START

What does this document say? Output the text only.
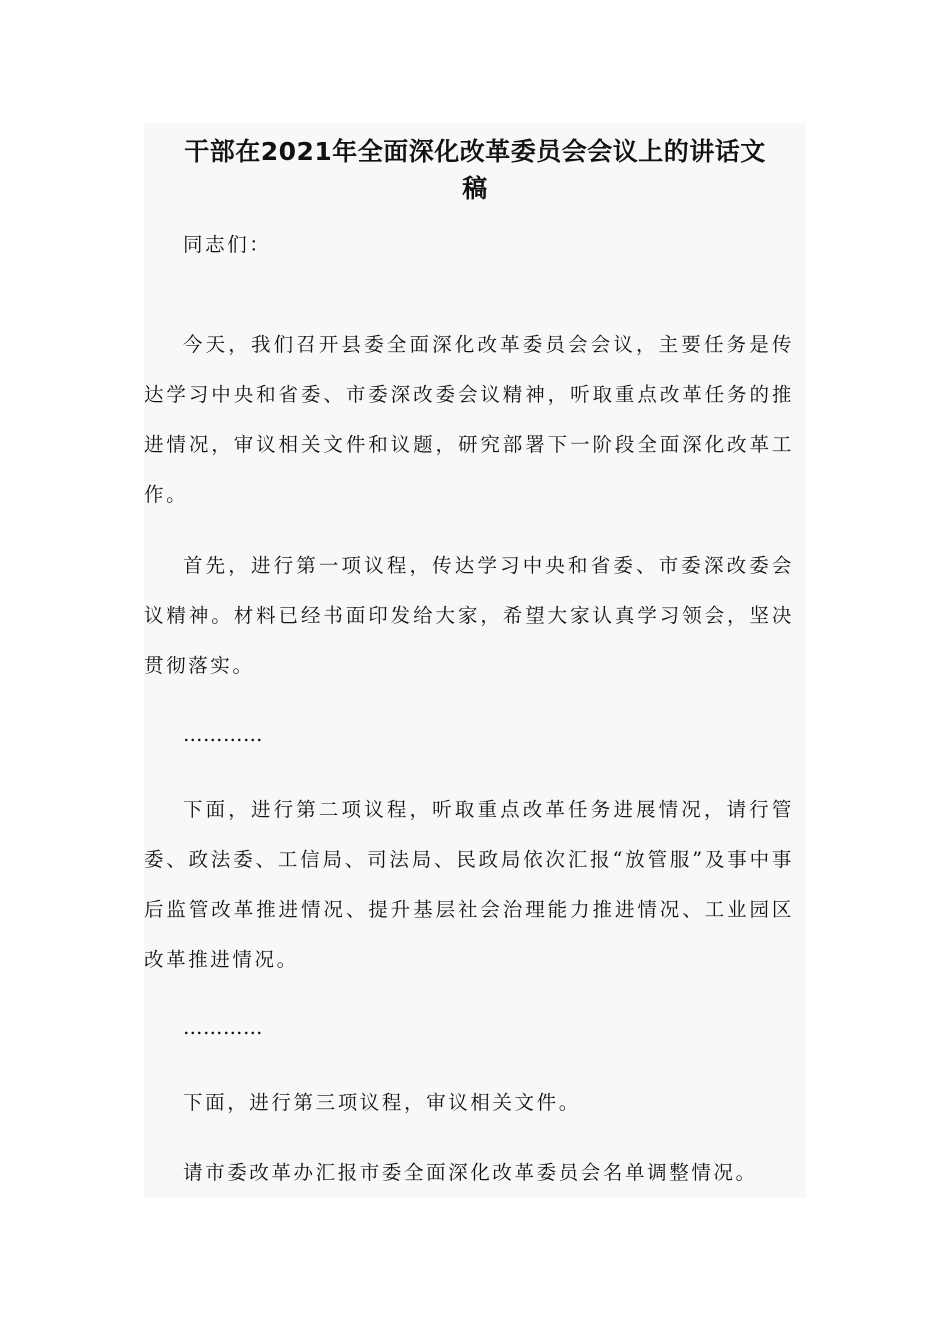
干部在2021年全面深化改革委员会会议上的讲话文
稿

同志们：

今天，我们召开县委全面深化改革委员会会议，主要任务是传达学习中央和省委、市委深改委会议精神，听取重点改革任务的推进情况，审议相关文件和议题，研究部署下一阶段全面深化改革工作。

首先，进行第一项议程，传达学习中央和省委、市委深改委会议精神。材料已经书面印发给大家，希望大家认真学习领会，坚决贯彻落实。

…………

下面，进行第二项议程，听取重点改革任务进展情况，请行管委、政法委、工信局、司法局、民政局依次汇报“放管服”及事中事后监管改革推进情况、提升基层社会治理能力推进情况、工业园区改革推进情况。

…………

下面，进行第三项议程，审议相关文件。

请市委改革办汇报市委全面深化改革委员会名单调整情况。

END

| TO DO |
Retype all the records shown above, character for character. Omit every picture.

| RESULT |
What does this document say? Output the text only.
干部在2021年全面深化改革委员会会议上的讲话文
稿

同志们：

今天，我们召开县委全面深化改革委员会会议，主要任务是传达学习中央和省委、市委深改委会议精神，听取重点改革任务的推进情况，审议相关文件和议题，研究部署下一阶段全面深化改革工作。

首先，进行第一项议程，传达学习中央和省委、市委深改委会议精神。材料已经书面印发给大家，希望大家认真学习领会，坚决贯彻落实。

…………

下面，进行第二项议程，听取重点改革任务进展情况，请行管委、政法委、工信局、司法局、民政局依次汇报“放管服”及事中事后监管改革推进情况、提升基层社会治理能力推进情况、工业园区改革推进情况。

…………

下面，进行第三项议程，审议相关文件。

请市委改革办汇报市委全面深化改革委员会名单调整情况。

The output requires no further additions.